▶ **Task statement**
Copy out all lines in the data below containing the string "need".

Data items

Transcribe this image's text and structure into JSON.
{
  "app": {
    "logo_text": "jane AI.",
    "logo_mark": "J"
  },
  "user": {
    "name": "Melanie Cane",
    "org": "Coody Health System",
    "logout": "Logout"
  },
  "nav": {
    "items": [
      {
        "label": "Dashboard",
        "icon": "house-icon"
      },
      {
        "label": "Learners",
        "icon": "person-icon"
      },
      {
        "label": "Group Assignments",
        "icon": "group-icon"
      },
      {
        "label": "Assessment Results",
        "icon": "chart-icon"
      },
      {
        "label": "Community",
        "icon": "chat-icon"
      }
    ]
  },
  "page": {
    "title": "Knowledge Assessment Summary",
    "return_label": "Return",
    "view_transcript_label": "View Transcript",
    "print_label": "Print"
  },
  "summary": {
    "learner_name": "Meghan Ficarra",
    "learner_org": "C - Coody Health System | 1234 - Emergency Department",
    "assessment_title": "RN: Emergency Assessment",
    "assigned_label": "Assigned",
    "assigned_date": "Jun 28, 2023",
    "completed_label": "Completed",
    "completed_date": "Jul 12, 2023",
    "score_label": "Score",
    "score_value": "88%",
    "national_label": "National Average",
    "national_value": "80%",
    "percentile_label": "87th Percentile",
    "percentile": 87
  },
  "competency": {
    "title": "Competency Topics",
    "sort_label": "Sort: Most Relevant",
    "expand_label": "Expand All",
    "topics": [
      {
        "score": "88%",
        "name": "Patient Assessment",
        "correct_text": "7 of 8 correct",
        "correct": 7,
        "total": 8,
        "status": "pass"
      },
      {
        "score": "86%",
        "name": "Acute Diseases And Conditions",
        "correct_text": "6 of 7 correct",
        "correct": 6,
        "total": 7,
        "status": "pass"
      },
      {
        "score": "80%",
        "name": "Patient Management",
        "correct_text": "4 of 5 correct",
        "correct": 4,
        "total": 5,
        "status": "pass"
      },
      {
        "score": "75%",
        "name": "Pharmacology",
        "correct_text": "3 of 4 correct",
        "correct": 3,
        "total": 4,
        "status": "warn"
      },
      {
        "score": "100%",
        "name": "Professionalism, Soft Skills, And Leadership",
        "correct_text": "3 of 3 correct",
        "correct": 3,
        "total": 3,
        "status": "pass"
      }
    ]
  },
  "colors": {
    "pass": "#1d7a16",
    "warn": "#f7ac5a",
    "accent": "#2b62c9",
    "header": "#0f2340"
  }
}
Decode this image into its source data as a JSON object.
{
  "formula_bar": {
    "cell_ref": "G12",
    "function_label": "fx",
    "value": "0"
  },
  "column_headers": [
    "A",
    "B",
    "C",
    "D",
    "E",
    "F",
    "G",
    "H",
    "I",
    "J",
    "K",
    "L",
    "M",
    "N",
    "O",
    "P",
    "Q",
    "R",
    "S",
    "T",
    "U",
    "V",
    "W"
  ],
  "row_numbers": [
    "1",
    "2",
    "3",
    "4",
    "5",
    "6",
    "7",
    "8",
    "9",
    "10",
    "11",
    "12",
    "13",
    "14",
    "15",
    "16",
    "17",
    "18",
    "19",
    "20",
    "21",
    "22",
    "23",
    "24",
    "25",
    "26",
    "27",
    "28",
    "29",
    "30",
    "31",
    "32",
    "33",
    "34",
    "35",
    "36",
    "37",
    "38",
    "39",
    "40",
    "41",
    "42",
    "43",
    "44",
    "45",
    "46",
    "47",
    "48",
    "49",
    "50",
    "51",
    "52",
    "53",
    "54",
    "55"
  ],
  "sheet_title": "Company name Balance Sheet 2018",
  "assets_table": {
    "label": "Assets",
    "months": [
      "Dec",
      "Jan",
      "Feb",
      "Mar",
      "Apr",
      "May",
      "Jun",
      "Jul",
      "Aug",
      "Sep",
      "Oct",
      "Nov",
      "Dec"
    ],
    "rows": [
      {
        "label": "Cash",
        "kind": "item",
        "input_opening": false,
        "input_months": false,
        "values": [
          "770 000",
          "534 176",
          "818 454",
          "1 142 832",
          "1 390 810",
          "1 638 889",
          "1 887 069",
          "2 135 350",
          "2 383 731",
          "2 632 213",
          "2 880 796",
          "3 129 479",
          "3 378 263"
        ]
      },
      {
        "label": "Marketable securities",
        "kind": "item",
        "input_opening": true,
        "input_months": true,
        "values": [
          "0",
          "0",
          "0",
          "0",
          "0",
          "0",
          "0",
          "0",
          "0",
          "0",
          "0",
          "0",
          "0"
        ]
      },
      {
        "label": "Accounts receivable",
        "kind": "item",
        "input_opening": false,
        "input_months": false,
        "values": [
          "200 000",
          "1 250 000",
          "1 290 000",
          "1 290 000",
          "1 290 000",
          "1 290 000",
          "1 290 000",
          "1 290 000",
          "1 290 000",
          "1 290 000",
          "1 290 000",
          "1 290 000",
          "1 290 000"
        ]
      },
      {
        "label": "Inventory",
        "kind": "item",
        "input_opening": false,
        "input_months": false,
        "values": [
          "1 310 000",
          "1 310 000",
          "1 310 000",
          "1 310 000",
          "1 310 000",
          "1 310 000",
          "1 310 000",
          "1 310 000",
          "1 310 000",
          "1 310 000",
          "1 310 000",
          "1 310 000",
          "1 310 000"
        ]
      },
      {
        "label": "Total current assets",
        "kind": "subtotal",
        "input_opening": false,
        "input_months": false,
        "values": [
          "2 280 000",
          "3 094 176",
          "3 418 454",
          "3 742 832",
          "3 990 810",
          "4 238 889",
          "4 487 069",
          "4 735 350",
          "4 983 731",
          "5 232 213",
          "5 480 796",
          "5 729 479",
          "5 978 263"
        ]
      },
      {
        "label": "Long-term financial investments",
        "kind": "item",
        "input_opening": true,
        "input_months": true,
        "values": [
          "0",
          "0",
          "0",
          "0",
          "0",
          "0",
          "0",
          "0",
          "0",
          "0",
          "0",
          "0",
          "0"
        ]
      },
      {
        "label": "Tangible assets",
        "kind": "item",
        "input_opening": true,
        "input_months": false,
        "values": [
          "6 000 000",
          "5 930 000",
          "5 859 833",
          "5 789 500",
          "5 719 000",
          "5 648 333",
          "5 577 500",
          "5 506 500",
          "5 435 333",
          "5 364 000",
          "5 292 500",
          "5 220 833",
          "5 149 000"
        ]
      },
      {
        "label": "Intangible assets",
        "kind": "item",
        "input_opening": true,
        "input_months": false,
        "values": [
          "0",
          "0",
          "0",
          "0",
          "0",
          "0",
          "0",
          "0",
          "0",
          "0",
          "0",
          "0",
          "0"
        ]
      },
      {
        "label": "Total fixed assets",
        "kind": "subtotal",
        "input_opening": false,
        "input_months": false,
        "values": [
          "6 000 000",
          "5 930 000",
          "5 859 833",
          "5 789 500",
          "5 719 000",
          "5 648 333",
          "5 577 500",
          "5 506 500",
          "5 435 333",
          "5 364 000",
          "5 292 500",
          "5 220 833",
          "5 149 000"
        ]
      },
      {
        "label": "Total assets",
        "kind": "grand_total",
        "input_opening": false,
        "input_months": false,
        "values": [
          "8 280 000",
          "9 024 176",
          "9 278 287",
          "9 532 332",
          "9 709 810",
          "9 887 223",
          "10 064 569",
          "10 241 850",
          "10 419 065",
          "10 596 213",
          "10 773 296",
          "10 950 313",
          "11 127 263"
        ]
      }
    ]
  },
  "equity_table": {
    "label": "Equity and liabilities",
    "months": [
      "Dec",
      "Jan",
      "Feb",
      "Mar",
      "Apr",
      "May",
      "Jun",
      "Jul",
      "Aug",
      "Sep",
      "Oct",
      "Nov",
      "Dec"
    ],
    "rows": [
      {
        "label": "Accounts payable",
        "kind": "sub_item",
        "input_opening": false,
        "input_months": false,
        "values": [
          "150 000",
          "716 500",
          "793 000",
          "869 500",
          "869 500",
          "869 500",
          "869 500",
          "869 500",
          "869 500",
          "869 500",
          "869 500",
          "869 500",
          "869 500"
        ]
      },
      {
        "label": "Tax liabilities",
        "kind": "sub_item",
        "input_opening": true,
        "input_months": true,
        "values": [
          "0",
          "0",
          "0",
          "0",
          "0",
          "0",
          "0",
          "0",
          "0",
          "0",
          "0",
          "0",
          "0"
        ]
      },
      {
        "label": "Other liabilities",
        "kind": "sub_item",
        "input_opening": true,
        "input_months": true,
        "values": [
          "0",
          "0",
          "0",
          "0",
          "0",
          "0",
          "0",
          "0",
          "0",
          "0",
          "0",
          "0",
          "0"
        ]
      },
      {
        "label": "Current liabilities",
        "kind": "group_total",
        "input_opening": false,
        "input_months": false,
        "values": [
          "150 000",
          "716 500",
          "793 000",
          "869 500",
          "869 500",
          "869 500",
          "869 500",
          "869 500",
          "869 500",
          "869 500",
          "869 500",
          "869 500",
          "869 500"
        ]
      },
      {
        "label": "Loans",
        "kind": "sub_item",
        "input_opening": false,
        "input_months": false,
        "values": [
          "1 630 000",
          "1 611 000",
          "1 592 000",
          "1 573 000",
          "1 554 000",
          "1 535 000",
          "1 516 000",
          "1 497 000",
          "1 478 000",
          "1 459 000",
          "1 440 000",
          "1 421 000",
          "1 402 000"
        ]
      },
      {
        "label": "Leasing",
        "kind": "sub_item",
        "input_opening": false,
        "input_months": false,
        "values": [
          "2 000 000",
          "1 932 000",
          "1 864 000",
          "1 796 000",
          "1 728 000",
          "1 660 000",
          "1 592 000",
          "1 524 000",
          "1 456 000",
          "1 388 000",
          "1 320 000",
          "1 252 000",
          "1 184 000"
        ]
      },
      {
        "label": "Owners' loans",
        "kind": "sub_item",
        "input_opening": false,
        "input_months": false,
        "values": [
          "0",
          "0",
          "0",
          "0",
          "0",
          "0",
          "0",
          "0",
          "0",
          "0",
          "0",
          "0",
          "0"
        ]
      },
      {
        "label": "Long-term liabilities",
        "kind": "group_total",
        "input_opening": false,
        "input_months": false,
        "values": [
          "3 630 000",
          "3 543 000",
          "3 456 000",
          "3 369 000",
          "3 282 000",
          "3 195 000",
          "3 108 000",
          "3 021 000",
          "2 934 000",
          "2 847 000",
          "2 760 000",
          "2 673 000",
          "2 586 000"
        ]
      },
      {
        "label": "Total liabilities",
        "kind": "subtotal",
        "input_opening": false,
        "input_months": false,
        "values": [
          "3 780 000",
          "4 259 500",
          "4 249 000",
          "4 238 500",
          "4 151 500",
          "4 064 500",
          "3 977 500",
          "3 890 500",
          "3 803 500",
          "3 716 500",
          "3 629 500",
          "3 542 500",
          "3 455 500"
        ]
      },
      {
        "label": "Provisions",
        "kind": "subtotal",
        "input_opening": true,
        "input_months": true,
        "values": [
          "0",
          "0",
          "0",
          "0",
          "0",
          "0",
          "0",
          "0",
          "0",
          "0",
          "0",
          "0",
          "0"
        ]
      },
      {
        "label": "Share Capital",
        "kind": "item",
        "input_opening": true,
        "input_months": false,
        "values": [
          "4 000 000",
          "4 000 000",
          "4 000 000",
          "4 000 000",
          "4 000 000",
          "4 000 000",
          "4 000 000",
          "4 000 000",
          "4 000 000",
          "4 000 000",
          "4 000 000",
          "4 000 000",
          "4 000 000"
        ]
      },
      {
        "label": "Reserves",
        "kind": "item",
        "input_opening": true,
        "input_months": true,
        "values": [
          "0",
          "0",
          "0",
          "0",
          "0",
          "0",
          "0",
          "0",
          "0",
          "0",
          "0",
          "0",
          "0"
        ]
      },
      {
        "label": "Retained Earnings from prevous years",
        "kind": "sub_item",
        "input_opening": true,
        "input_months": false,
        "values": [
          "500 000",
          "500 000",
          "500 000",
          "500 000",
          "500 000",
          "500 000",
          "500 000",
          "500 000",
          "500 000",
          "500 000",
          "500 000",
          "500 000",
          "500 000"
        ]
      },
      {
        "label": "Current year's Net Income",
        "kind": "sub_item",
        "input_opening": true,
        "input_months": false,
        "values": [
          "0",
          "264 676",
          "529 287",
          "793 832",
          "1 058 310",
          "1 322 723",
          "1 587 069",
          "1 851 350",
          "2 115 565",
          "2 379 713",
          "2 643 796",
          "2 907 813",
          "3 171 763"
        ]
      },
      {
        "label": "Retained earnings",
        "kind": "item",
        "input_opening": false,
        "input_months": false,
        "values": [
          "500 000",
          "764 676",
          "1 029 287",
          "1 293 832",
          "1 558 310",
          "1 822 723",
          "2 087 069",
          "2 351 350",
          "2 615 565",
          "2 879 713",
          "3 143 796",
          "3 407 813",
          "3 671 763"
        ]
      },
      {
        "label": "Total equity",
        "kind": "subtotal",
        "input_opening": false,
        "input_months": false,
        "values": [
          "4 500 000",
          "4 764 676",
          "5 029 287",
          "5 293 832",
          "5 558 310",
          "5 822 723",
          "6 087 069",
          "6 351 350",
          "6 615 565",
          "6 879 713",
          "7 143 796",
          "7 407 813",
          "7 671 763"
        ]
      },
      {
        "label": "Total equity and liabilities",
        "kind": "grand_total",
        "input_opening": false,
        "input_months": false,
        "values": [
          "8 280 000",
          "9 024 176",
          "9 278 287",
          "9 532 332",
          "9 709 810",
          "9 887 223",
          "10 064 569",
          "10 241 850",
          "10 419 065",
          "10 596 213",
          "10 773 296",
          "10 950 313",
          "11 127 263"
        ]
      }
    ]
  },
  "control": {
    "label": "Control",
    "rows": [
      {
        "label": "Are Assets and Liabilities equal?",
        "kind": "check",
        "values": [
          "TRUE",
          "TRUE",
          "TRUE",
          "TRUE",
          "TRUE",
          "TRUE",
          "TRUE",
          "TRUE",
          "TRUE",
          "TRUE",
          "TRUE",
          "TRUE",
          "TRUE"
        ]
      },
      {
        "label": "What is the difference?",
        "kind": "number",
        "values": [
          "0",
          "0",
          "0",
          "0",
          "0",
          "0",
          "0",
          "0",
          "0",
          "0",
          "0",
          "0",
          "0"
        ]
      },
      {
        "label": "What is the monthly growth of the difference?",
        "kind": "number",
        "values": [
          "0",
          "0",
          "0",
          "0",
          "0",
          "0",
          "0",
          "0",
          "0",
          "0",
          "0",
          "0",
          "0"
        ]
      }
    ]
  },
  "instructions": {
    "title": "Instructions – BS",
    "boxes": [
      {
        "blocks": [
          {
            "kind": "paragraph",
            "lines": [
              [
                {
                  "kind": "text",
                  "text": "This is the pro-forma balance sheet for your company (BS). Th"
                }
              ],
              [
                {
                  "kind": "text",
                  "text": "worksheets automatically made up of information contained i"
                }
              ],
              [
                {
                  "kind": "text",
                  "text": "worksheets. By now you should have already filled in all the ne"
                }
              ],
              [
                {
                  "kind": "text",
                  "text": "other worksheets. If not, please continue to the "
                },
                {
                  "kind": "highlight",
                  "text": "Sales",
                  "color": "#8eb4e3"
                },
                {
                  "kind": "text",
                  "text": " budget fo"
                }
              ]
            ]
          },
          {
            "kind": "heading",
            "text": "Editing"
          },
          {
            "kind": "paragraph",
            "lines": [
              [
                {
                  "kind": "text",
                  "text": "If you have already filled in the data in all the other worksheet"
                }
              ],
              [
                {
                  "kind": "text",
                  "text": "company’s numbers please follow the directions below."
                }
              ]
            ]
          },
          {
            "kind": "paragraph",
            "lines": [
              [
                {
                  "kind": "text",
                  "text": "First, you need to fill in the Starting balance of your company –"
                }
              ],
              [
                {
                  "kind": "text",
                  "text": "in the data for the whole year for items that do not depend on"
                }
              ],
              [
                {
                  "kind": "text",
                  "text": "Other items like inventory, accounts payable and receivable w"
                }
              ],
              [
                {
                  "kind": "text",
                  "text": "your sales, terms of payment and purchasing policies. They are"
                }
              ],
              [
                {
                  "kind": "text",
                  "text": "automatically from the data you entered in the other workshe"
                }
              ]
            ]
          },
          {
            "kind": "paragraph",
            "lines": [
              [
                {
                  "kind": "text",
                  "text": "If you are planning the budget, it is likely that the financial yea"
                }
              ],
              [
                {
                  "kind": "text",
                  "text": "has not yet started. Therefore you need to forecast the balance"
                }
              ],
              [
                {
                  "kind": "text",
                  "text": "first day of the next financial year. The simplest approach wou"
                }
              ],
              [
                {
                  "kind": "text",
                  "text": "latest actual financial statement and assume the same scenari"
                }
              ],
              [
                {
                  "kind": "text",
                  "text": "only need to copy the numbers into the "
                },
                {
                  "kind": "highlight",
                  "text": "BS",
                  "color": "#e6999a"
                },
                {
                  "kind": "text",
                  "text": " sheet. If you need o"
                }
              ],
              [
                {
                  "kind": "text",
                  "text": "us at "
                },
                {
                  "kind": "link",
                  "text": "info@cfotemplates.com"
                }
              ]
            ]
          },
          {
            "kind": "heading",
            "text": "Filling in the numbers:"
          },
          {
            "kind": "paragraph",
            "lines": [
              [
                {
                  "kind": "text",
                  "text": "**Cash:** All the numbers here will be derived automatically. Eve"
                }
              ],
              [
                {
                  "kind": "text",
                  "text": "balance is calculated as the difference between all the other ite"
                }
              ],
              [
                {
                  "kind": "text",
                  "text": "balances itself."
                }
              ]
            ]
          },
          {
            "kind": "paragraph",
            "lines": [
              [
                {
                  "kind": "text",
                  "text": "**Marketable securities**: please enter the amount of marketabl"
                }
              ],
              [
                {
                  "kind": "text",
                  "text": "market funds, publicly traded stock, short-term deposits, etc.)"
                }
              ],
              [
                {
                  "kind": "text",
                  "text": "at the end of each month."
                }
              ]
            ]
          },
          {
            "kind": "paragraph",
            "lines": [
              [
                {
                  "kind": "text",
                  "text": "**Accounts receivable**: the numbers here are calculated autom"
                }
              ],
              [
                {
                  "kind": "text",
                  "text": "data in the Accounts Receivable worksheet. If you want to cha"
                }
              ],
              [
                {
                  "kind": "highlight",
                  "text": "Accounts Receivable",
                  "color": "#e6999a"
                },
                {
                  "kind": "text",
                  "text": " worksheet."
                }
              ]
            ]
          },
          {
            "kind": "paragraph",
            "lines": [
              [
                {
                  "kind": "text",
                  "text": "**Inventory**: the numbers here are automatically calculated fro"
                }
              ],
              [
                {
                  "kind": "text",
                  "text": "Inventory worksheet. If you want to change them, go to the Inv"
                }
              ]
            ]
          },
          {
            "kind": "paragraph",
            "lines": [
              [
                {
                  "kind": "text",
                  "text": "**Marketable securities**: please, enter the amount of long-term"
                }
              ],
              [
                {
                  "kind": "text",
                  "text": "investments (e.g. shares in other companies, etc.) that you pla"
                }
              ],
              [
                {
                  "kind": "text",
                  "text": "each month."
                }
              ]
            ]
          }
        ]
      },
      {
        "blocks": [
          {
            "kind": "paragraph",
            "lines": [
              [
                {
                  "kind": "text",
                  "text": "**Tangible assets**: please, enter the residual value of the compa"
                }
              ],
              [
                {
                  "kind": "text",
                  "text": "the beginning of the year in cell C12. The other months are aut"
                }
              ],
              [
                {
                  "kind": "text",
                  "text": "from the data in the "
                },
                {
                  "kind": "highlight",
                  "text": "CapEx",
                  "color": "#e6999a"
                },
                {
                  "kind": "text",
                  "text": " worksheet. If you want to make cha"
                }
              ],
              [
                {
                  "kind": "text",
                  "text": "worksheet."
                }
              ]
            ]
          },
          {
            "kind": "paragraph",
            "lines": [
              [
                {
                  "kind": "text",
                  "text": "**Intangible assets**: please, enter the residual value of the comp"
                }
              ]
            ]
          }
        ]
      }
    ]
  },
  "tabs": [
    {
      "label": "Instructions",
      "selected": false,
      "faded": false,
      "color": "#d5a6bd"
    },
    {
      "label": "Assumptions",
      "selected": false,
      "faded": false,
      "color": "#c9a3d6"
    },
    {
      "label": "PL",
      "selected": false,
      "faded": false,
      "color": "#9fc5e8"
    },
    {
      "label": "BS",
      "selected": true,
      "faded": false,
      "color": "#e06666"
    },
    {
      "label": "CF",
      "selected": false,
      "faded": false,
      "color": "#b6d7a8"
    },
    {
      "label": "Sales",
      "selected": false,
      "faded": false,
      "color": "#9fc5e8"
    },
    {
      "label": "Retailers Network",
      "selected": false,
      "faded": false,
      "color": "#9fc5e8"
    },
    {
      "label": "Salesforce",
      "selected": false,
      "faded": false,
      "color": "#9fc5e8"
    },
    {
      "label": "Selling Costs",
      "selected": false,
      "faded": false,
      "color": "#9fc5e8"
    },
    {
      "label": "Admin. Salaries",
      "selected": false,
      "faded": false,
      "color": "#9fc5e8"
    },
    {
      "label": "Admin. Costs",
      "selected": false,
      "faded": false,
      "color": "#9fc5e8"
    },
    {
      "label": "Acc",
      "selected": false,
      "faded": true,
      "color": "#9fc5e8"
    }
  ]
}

▶ **Exercise result**
                  "text": "First, you need to fill in the Starting balance of your company –"
                  "text": "has not yet started. Therefore you need to forecast the balance"
                  "text": "only need to copy the numbers into the "
                  "text": " sheet. If you need o"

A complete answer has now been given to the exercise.